Katharina wuchs tier- und naturverbunden auf einem Bauernhof im Südburgenland auf. Als sie in Hong Kong ein Praktikum in Industrial Design machte und sie durch die Märkte in der Stadt lief, kam ihr die Frage woher nur all die Nahrungsmittel kommen. Daheim auf dem Land entstanden die Lebensmittel direkt vor ihrer Haustür, in eine Millionenmetropole jedoch muss alles importiert werden. Dass dies nicht nachhaltig und auf Dauer nicht haltbar ist, war ihr klar. Mit dem Ziel zur Lebensmittelsicherheit und der Kreislaufwirtschaft beizutragen, begab sie sich in die Branche der Insektenzucht.
“Durch Insekten können mit wenig Ressourcen hochwertige Proteine gezüchtet werden. Die Insektenzucht braucht kaum Platz, durch sie können Reststoffe wasser- und energiesparend zu hochwertigen Futtermitteln aufgewertet werden.“ In der Landwirtschaft, der Lebensmittelindustrie und den Städten fallen jährlich tausende Tonnen biogener Reststoffe an. Diese werden häufig einfach entsorgt, wobei wertvolle Inhaltstoffe verloren gehen und unnötige Kosten entstehen. Livin Farms bietet eine Alternative für Unternehmen wie sie durch Insektenzucht mit ihren Reststoffen Gewinn machen können und gleichzeitig zur Kreislaufwirtschaft beitragen.

•••

Aufgabe 1:
Gib aus dem Text zur Insektenzucht alles von „Katharina wuchs tier- und“ bis hinab zu „Branche der Insektenzucht.“ unverändert wieder.
Aufgabe 2:
In welcher Stadt absolvierte Katharina laut dem Text zur Insektenzucht ihr Praktikum in Industrial Design?

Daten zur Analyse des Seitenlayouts
•••

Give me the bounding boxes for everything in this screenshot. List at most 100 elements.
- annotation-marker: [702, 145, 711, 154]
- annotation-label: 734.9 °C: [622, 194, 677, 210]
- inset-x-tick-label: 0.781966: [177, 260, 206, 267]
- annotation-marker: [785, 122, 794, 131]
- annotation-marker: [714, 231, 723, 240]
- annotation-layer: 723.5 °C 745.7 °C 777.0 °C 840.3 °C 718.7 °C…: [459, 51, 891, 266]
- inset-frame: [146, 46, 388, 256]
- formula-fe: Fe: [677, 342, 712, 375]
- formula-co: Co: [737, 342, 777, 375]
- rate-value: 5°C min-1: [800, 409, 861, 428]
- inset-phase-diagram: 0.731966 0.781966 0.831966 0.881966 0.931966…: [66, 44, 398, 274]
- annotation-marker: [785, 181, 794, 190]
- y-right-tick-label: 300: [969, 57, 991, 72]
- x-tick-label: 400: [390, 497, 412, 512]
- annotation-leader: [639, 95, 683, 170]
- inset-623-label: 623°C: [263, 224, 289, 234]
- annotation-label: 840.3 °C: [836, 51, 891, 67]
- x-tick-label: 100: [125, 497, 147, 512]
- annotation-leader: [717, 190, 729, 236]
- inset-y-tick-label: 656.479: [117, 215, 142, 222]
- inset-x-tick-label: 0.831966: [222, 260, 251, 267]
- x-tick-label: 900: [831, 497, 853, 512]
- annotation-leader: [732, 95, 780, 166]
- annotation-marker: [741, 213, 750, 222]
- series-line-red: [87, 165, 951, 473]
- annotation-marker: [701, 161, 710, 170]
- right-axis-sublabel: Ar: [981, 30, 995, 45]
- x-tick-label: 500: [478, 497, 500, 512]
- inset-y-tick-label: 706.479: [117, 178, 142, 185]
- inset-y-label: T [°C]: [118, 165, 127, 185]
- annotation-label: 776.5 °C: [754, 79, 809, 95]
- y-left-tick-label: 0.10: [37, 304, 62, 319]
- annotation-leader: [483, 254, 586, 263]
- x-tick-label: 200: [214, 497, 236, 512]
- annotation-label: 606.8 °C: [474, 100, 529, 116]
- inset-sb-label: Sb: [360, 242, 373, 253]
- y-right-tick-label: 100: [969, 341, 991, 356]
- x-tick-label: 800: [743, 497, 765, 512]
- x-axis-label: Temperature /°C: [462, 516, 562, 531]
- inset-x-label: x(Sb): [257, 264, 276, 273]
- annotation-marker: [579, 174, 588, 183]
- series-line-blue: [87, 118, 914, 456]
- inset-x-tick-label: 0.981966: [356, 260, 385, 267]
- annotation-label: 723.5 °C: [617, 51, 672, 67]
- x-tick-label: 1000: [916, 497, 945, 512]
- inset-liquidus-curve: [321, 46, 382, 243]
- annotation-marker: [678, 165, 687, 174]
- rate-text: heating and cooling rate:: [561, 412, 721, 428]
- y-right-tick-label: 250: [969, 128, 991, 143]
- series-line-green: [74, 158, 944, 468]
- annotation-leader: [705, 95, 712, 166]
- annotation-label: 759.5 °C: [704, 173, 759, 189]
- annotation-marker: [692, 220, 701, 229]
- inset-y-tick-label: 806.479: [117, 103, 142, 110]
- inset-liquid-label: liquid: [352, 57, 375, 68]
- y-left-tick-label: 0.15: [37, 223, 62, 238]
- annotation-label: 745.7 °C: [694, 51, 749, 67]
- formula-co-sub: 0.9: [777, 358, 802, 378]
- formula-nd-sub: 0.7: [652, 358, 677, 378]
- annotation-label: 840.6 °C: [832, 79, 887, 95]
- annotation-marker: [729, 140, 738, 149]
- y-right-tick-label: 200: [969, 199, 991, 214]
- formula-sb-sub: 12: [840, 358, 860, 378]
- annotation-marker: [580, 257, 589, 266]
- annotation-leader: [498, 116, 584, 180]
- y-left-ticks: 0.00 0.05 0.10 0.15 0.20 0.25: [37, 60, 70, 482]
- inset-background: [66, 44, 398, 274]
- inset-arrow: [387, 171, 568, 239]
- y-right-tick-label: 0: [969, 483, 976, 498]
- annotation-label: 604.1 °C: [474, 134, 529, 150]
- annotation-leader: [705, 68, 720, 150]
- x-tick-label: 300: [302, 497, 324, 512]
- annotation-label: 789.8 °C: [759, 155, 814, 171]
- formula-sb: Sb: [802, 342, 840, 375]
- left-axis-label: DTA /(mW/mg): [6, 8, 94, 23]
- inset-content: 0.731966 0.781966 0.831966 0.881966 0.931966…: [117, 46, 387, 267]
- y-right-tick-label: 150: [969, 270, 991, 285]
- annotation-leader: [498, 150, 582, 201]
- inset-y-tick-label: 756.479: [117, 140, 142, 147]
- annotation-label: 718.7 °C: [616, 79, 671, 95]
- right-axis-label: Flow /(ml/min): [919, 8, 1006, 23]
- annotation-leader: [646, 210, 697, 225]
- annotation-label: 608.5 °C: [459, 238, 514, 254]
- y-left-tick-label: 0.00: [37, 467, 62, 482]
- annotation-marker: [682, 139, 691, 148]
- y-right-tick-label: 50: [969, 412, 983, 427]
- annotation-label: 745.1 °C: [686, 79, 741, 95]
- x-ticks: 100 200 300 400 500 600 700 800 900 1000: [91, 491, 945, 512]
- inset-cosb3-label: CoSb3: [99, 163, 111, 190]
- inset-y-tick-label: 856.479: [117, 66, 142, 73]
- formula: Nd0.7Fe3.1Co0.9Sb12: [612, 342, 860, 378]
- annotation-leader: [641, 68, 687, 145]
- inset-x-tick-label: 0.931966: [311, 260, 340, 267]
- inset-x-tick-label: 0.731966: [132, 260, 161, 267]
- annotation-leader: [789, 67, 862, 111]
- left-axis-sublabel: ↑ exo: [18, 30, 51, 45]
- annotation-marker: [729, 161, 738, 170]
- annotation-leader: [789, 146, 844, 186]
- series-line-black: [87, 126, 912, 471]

•••

Lösung 1:
Katharina wuchs tier- und naturverbunden auf einem Bauernhof im Südburgenland auf. Als sie in Hong Kong ein Praktikum in Industrial Design machte und sie durch die Märkte in der Stadt lief, kam ihr die Frage woher nur all die Nahrungsmittel kommen. Daheim auf dem Land entstanden die Lebensmittel direkt vor ihrer Haustür, in eine Millionenmetropole jedoch muss alles importiert werden. Dass dies nicht nachhaltig und auf Dauer nicht haltbar ist, war ihr klar. Mit dem Ziel zur Lebensmittelsicherheit und der Kreislaufwirtschaft beizutragen, begab sie sich in die Branche der Insektenzucht.

Lösung 2:
In Hong Kong.